▶ [Document text]
Backup to WebDav doubles *.dindex.zip.aes files

Viktor · August 17, 2019, 8:58am

I setup backup from local drive to WebDav. The first run makes remote clones like these:

duplicati-ifb16793cda6b4098befe4d68a0e46056.dindex.zip.aes

duplicati-ifb91adb9f9e04dbca953b0392b46b6b4.dindex.zip.aes

(Two copies of the same name)

This is company’s WebDav based on Amazon’s S3.

I know S3 has versioning. Unfortunately I can not change any single option of the storage.

The second run of backup stops almost immediately with an error:

Found remote files reported as duplicates, either the backend module is broken or you need to manually remove the extra copies.
The following files were found multiple times:

Is any possibility to ignore duplicates or avoid its creating?

I use 2.0.4.23_beta_2019-07-14 version.

ts678 · August 19, 2019, 5:18pm

Welcome to the forum @Viktor

Can you say anything more about the WebDav implementation, e.g. its name or how it connects to S3? According to some sources, S3 doesn’t do WebDav by itself. Whatever you use, does it do file logging?

Without that, logging could be done at Duplicati level, e.g. –log-file and –log-file-log-level=retry might be good for looking at this, assuming it’s reproducible, and a reliable case is the key to having hopes for fix.

You can get a rough idea of whether you’re getting retries (maybe done improperly) in the backup job log “RetryAttempts” in “BackendStatistics”. You should look through the ones BEFORE the error is noticed. Your case might be easy because it sounds like perhaps the first run left damage the second run found.

▶ [Dataset entries]
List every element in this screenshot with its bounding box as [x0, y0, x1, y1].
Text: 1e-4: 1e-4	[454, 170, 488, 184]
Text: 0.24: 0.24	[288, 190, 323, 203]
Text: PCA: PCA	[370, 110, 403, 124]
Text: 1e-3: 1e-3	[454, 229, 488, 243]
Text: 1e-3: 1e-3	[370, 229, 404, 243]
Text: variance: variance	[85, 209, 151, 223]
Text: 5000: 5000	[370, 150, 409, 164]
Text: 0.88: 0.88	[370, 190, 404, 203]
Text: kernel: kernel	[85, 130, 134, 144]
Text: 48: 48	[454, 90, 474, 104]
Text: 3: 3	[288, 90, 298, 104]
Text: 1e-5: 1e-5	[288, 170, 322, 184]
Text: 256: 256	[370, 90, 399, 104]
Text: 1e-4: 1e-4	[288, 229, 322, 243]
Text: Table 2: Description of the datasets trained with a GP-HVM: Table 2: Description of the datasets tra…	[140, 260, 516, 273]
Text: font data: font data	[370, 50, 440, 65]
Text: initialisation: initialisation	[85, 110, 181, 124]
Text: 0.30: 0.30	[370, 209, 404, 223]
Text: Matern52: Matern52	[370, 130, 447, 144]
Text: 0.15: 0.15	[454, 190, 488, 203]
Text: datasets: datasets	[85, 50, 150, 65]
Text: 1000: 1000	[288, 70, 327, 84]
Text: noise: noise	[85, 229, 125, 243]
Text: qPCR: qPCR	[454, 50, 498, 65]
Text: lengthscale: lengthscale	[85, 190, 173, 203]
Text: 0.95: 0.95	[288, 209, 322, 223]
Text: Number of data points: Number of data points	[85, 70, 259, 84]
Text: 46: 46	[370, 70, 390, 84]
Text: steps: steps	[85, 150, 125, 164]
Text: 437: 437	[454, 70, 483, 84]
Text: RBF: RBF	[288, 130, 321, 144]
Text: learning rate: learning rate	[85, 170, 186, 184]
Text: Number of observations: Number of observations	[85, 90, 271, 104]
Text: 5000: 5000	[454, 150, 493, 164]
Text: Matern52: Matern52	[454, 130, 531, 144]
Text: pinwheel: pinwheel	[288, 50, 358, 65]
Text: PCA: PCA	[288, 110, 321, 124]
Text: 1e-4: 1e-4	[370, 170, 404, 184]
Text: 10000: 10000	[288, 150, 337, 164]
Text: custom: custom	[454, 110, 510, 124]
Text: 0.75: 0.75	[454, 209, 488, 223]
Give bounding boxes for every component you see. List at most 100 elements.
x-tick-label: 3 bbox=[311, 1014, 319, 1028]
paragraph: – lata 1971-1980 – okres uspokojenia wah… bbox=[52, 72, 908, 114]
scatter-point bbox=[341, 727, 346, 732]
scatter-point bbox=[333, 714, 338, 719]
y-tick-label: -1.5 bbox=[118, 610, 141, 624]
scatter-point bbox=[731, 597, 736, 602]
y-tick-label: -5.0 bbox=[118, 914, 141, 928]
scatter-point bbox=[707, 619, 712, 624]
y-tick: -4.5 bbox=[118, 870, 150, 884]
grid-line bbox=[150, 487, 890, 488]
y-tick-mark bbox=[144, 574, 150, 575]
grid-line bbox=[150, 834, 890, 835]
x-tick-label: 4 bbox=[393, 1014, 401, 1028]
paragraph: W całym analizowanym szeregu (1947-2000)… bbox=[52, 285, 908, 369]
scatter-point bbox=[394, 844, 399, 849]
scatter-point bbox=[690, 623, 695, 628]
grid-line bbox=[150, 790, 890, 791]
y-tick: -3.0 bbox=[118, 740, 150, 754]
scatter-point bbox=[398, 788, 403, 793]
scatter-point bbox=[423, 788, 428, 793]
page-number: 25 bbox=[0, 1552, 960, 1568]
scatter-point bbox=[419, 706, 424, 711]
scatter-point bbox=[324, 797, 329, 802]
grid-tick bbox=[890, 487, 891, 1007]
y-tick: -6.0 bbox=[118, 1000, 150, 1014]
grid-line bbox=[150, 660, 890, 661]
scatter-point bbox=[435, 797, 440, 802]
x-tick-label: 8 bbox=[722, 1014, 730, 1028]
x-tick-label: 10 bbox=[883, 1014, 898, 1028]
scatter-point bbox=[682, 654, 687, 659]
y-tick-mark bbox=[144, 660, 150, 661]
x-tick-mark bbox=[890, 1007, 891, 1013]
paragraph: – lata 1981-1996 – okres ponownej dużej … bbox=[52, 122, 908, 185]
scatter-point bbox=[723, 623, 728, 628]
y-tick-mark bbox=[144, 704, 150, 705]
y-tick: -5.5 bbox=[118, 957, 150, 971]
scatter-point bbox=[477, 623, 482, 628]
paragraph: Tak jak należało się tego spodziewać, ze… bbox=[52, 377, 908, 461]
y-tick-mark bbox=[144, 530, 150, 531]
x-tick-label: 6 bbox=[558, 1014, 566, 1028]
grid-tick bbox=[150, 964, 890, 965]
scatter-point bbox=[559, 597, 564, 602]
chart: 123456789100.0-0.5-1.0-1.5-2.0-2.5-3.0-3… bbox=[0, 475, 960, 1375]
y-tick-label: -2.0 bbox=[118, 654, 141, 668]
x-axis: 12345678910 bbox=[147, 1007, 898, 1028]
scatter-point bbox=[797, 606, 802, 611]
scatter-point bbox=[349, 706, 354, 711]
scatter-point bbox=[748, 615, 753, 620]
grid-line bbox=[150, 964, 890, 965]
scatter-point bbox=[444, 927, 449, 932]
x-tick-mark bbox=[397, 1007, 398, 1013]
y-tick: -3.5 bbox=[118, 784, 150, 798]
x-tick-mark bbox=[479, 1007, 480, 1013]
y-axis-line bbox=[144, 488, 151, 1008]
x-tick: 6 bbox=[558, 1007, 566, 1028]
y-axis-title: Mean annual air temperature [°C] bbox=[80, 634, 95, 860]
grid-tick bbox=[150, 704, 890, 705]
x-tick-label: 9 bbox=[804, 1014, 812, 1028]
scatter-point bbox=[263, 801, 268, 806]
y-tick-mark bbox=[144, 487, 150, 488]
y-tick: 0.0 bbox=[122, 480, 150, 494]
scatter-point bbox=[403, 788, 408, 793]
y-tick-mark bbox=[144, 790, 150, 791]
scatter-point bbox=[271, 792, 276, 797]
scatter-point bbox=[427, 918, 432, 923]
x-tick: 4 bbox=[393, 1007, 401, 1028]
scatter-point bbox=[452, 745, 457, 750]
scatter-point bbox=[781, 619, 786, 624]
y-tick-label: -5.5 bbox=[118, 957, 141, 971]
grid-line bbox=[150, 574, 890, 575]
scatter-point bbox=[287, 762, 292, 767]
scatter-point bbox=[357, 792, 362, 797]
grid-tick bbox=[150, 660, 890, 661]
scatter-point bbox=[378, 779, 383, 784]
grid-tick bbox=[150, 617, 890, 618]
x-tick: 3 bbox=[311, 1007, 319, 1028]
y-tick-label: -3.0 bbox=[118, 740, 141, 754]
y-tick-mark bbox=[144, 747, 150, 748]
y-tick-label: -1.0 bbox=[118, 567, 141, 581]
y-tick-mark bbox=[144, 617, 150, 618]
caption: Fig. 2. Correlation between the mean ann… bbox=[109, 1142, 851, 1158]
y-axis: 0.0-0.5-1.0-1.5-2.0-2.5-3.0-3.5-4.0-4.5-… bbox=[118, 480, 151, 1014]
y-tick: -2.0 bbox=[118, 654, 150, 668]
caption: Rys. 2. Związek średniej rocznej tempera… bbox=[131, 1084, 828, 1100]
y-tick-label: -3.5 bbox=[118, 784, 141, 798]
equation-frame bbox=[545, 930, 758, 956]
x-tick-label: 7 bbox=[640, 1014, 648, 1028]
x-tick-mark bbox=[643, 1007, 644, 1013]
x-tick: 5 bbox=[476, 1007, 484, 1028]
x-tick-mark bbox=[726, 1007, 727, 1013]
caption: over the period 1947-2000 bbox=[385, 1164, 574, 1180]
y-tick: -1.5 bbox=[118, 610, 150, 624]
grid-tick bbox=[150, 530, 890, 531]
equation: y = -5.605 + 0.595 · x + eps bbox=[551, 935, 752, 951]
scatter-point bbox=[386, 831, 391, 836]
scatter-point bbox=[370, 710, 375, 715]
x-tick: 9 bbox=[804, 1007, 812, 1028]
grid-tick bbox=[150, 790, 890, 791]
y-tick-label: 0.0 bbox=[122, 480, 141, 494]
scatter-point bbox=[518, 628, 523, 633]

▶ [Stated goal 1] Could you print the WebDav backup thread from "This is company’s" to "use 2.0.4.23_beta_2019-07-14 version."?
▶ [Stated goal 2] Can you proceed with the WebDav backup thread from where it stops?

▶ [Reply 1]
This is company’s WebDav based on Amazon’s S3.

I know S3 has versioning. Unfortunately I can not change any single option of the storage.

The second run of backup stops almost immediately with an error:

Found remote files reported as duplicates, either the backend module is broken or you need to manually remove the extra copies.
The following files were found multiple times:

Is any possibility to ignore duplicates or avoid its creating?

I use 2.0.4.23_beta_2019-07-14 version.

▶ [Reply 2]
Do you have a fine-grained timestamp (e.g. down to the second) on duplicates? How far apart are they?

Do you have sizes? Are the sizes the same? How about the file content? That’s the issue with ignoring duplicates – how do you know the one you ignored wasn’t the only one that was good. One “could” test, however figuring out where duplicates come from, and how to keep them from happening seems better.

Viktor · August 19, 2019, 7:01pm

Thank you for your answer and ideas!

I started the investigation. It looks like WebDav implementation is very bad. A cloned file displayed only once in web UI. If I move file displayed in two lines in WebDav into another folder using web site UI, I have 1 name entry only, not two entries. When I move file back I have 2 entries in WebDav again

Using your suggestions I going to investigate farther. Therefore, I need some days for that.

I use WebDav service of Megafon company – disk.megafon.ru

File time looks like this

Everting the same in two lines. Simple clones.

I am going to contact company’s support shoving them an error. I hope someone pay attention at this bug.

Thank you!

ts678 · August 19, 2019, 8:44pm

Some storage systems (Google Drive being a notable example) can easily store duplicate file names, however I’m not sure if your WebDAV is supposed to do that. A Google Drive name is just an attribute

google drive API allows duplicates?

Your WebDAV supplier should say how theirs is supposed to work. Better proof would be if you have a Duplicati list of operations that shows the file put to storage only once. A retry should use a new name.

Viktor · December 7, 2019, 8:47am

Thanks to everyone for suggestions and ideas!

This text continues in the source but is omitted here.